§ DESCRIPTION OF THE TASK: How many lines of these entries hold the string "color"? Reply with the number alone.

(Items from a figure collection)
====================
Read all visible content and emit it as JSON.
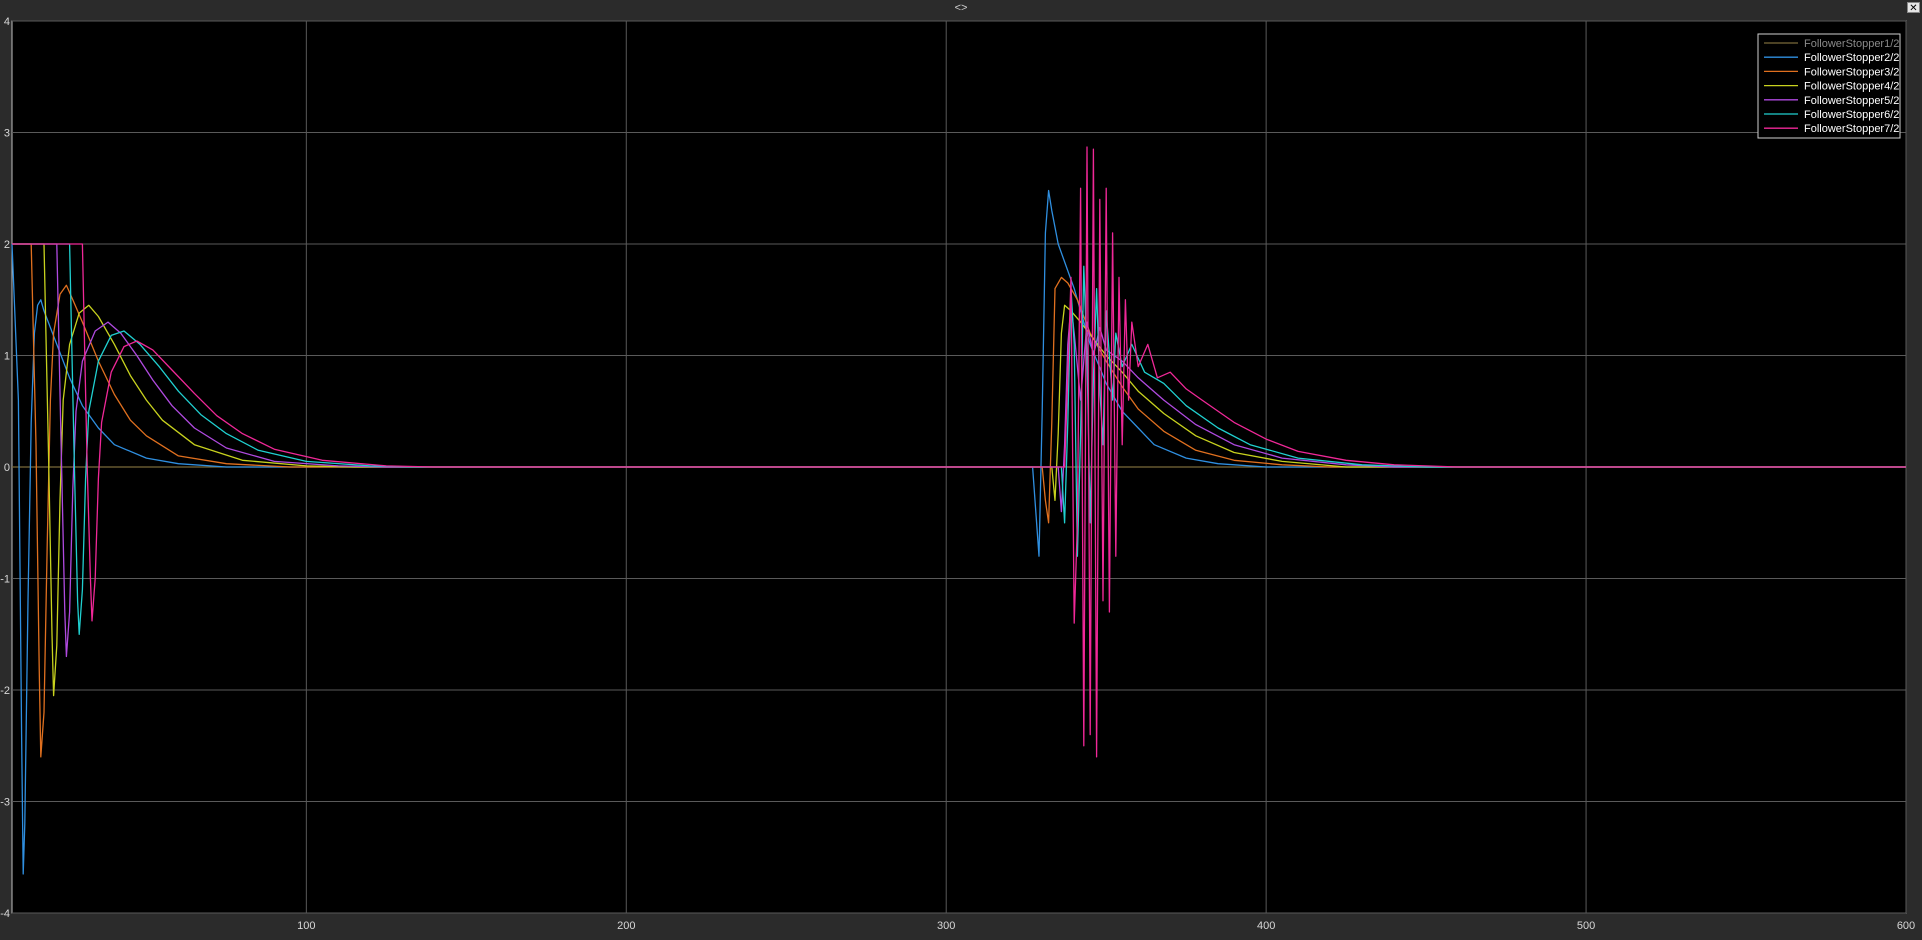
{
  "window": {
    "title": "<>",
    "close_label": "✕"
  },
  "chart_data": {
    "type": "line",
    "title": "",
    "xlabel": "",
    "ylabel": "",
    "xlim": [
      8,
      600
    ],
    "ylim": [
      -4,
      4
    ],
    "x_ticks": [
      100,
      200,
      300,
      400,
      500,
      600
    ],
    "y_ticks": [
      4,
      3,
      2,
      1,
      0,
      -1,
      -2,
      -3,
      -4
    ],
    "grid": true,
    "legend_position": "top-right",
    "background": "#000000",
    "series": [
      {
        "name": "FollowerStopper1/2",
        "color": "#7a6a3a",
        "points": [
          [
            8,
            0
          ],
          [
            600,
            0
          ]
        ]
      },
      {
        "name": "FollowerStopper2/2",
        "color": "#2f8fe0",
        "points": [
          [
            8,
            2
          ],
          [
            10,
            0.6
          ],
          [
            11,
            -2.4
          ],
          [
            11.5,
            -3.65
          ],
          [
            12,
            -3.2
          ],
          [
            13,
            -1.2
          ],
          [
            14,
            0.4
          ],
          [
            15,
            1.2
          ],
          [
            16,
            1.45
          ],
          [
            17,
            1.5
          ],
          [
            18,
            1.4
          ],
          [
            22,
            1.1
          ],
          [
            26,
            0.8
          ],
          [
            30,
            0.55
          ],
          [
            35,
            0.35
          ],
          [
            40,
            0.2
          ],
          [
            50,
            0.08
          ],
          [
            60,
            0.03
          ],
          [
            75,
            0
          ],
          [
            327,
            0
          ],
          [
            328,
            -0.4
          ],
          [
            329,
            -0.8
          ],
          [
            330,
            0.5
          ],
          [
            331,
            2.1
          ],
          [
            332,
            2.48
          ],
          [
            333,
            2.3
          ],
          [
            335,
            2.0
          ],
          [
            340,
            1.6
          ],
          [
            345,
            1.1
          ],
          [
            350,
            0.75
          ],
          [
            355,
            0.5
          ],
          [
            360,
            0.35
          ],
          [
            365,
            0.2
          ],
          [
            375,
            0.08
          ],
          [
            385,
            0.03
          ],
          [
            400,
            0
          ],
          [
            600,
            0
          ]
        ]
      },
      {
        "name": "FollowerStopper3/2",
        "color": "#e0701f",
        "points": [
          [
            8,
            2
          ],
          [
            14,
            2
          ],
          [
            15.5,
            0.2
          ],
          [
            16.5,
            -1.8
          ],
          [
            17,
            -2.6
          ],
          [
            18,
            -2.2
          ],
          [
            19,
            -0.7
          ],
          [
            20,
            0.6
          ],
          [
            21,
            1.2
          ],
          [
            23,
            1.55
          ],
          [
            25,
            1.63
          ],
          [
            27,
            1.5
          ],
          [
            30,
            1.3
          ],
          [
            35,
            0.95
          ],
          [
            40,
            0.65
          ],
          [
            45,
            0.42
          ],
          [
            50,
            0.28
          ],
          [
            60,
            0.1
          ],
          [
            75,
            0.03
          ],
          [
            95,
            0
          ],
          [
            330,
            0
          ],
          [
            331,
            -0.3
          ],
          [
            332,
            -0.5
          ],
          [
            333,
            0.4
          ],
          [
            334,
            1.6
          ],
          [
            336,
            1.7
          ],
          [
            338,
            1.65
          ],
          [
            341,
            1.5
          ],
          [
            345,
            1.2
          ],
          [
            350,
            0.95
          ],
          [
            355,
            0.72
          ],
          [
            360,
            0.52
          ],
          [
            368,
            0.32
          ],
          [
            378,
            0.15
          ],
          [
            390,
            0.06
          ],
          [
            405,
            0.02
          ],
          [
            420,
            0
          ],
          [
            600,
            0
          ]
        ]
      },
      {
        "name": "FollowerStopper4/2",
        "color": "#c8d21e",
        "points": [
          [
            8,
            2
          ],
          [
            18,
            2
          ],
          [
            19.5,
            0
          ],
          [
            20.5,
            -1.5
          ],
          [
            21,
            -2.05
          ],
          [
            22,
            -1.6
          ],
          [
            23,
            -0.3
          ],
          [
            24,
            0.6
          ],
          [
            26,
            1.1
          ],
          [
            29,
            1.38
          ],
          [
            32,
            1.45
          ],
          [
            35,
            1.35
          ],
          [
            40,
            1.1
          ],
          [
            45,
            0.82
          ],
          [
            50,
            0.6
          ],
          [
            55,
            0.42
          ],
          [
            65,
            0.2
          ],
          [
            80,
            0.06
          ],
          [
            100,
            0.01
          ],
          [
            115,
            0
          ],
          [
            333,
            0
          ],
          [
            334,
            -0.3
          ],
          [
            335,
            0.3
          ],
          [
            336,
            1.2
          ],
          [
            337,
            1.45
          ],
          [
            339,
            1.4
          ],
          [
            342,
            1.3
          ],
          [
            346,
            1.15
          ],
          [
            350,
            1.0
          ],
          [
            355,
            0.85
          ],
          [
            360,
            0.68
          ],
          [
            368,
            0.48
          ],
          [
            378,
            0.28
          ],
          [
            390,
            0.13
          ],
          [
            405,
            0.05
          ],
          [
            425,
            0
          ],
          [
            600,
            0
          ]
        ]
      },
      {
        "name": "FollowerStopper5/2",
        "color": "#b04ae0",
        "points": [
          [
            8,
            2
          ],
          [
            22,
            2
          ],
          [
            23.5,
            0
          ],
          [
            24.5,
            -1.3
          ],
          [
            25,
            -1.7
          ],
          [
            26,
            -1.3
          ],
          [
            27,
            -0.2
          ],
          [
            28,
            0.5
          ],
          [
            30,
            0.95
          ],
          [
            34,
            1.22
          ],
          [
            38,
            1.3
          ],
          [
            42,
            1.2
          ],
          [
            47,
            1.0
          ],
          [
            52,
            0.78
          ],
          [
            58,
            0.55
          ],
          [
            65,
            0.35
          ],
          [
            75,
            0.17
          ],
          [
            90,
            0.05
          ],
          [
            110,
            0.01
          ],
          [
            125,
            0
          ],
          [
            335,
            0
          ],
          [
            336,
            -0.4
          ],
          [
            337,
            0.2
          ],
          [
            338,
            1.1
          ],
          [
            339,
            1.45
          ],
          [
            340,
            1.2
          ],
          [
            342,
            0.6
          ],
          [
            344,
            1.3
          ],
          [
            346,
            1.0
          ],
          [
            348,
            1.25
          ],
          [
            350,
            1.05
          ],
          [
            355,
            0.95
          ],
          [
            360,
            0.8
          ],
          [
            368,
            0.6
          ],
          [
            378,
            0.38
          ],
          [
            390,
            0.2
          ],
          [
            405,
            0.08
          ],
          [
            425,
            0.02
          ],
          [
            440,
            0
          ],
          [
            600,
            0
          ]
        ]
      },
      {
        "name": "FollowerStopper6/2",
        "color": "#20d0d0",
        "points": [
          [
            8,
            2
          ],
          [
            26,
            2
          ],
          [
            27.5,
            0
          ],
          [
            28.5,
            -1.2
          ],
          [
            29,
            -1.5
          ],
          [
            30,
            -1.1
          ],
          [
            31,
            -0.1
          ],
          [
            32,
            0.5
          ],
          [
            35,
            0.95
          ],
          [
            39,
            1.18
          ],
          [
            43,
            1.22
          ],
          [
            48,
            1.1
          ],
          [
            54,
            0.9
          ],
          [
            60,
            0.68
          ],
          [
            67,
            0.47
          ],
          [
            75,
            0.3
          ],
          [
            85,
            0.15
          ],
          [
            100,
            0.05
          ],
          [
            120,
            0.01
          ],
          [
            135,
            0
          ],
          [
            336,
            0
          ],
          [
            337,
            -0.5
          ],
          [
            338,
            0.4
          ],
          [
            339,
            1.6
          ],
          [
            340,
            1.1
          ],
          [
            341,
            -0.8
          ],
          [
            342,
            0.3
          ],
          [
            343,
            1.8
          ],
          [
            344,
            1.0
          ],
          [
            345,
            -0.5
          ],
          [
            346,
            0.8
          ],
          [
            347,
            1.6
          ],
          [
            348,
            0.7
          ],
          [
            349,
            0.2
          ],
          [
            350,
            1.4
          ],
          [
            351,
            1.0
          ],
          [
            352,
            0.6
          ],
          [
            353,
            1.2
          ],
          [
            355,
            0.9
          ],
          [
            358,
            1.1
          ],
          [
            362,
            0.85
          ],
          [
            368,
            0.75
          ],
          [
            375,
            0.55
          ],
          [
            385,
            0.35
          ],
          [
            395,
            0.2
          ],
          [
            410,
            0.08
          ],
          [
            430,
            0.02
          ],
          [
            450,
            0
          ],
          [
            600,
            0
          ]
        ]
      },
      {
        "name": "FollowerStopper7/2",
        "color": "#f02898",
        "points": [
          [
            8,
            2
          ],
          [
            30,
            2
          ],
          [
            31.5,
            0
          ],
          [
            32.5,
            -1.0
          ],
          [
            33,
            -1.38
          ],
          [
            34,
            -1.0
          ],
          [
            35,
            -0.1
          ],
          [
            36,
            0.4
          ],
          [
            39,
            0.85
          ],
          [
            43,
            1.08
          ],
          [
            47,
            1.13
          ],
          [
            52,
            1.05
          ],
          [
            58,
            0.87
          ],
          [
            65,
            0.66
          ],
          [
            72,
            0.46
          ],
          [
            80,
            0.3
          ],
          [
            90,
            0.16
          ],
          [
            105,
            0.06
          ],
          [
            125,
            0.01
          ],
          [
            140,
            0
          ],
          [
            337,
            0
          ],
          [
            338,
            0.8
          ],
          [
            339,
            1.7
          ],
          [
            340,
            -1.4
          ],
          [
            341,
            -0.5
          ],
          [
            342,
            2.5
          ],
          [
            343,
            -2.5
          ],
          [
            344,
            2.87
          ],
          [
            345,
            -2.4
          ],
          [
            346,
            2.85
          ],
          [
            347,
            -2.6
          ],
          [
            348,
            2.4
          ],
          [
            349,
            -1.2
          ],
          [
            350,
            2.5
          ],
          [
            351,
            -1.3
          ],
          [
            352,
            2.1
          ],
          [
            353,
            -0.8
          ],
          [
            354,
            1.7
          ],
          [
            355,
            0.2
          ],
          [
            356,
            1.5
          ],
          [
            357,
            0.6
          ],
          [
            358,
            1.3
          ],
          [
            360,
            0.9
          ],
          [
            363,
            1.1
          ],
          [
            366,
            0.8
          ],
          [
            370,
            0.85
          ],
          [
            375,
            0.7
          ],
          [
            380,
            0.6
          ],
          [
            390,
            0.4
          ],
          [
            400,
            0.25
          ],
          [
            410,
            0.14
          ],
          [
            425,
            0.06
          ],
          [
            440,
            0.02
          ],
          [
            460,
            0
          ],
          [
            600,
            0
          ]
        ]
      }
    ]
  }
}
====================
§ SOLUTION: 7